## YOUR INSTRUCTIONS
Isolate every line in the records below with "minute" in it.

:::

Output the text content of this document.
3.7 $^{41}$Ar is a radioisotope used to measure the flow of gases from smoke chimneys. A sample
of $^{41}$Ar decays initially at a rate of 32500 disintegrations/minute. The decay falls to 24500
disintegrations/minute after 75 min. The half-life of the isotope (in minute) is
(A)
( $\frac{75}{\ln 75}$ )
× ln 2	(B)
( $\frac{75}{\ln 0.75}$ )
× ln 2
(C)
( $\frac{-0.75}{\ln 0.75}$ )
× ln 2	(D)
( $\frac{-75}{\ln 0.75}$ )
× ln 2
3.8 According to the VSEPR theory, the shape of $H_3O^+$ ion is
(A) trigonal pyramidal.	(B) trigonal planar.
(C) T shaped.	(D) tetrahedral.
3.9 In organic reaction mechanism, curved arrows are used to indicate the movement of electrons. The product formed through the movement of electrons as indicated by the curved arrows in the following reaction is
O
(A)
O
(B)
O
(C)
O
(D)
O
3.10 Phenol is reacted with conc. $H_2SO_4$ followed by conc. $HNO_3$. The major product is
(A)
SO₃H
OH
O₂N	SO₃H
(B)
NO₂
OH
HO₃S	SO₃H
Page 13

:::

## TASK RESULT
of $^{41}$Ar decays initially at a rate of 32500 disintegrations/minute. The decay falls to 24500
disintegrations/minute after 75 min. The half-life of the isotope (in minute) is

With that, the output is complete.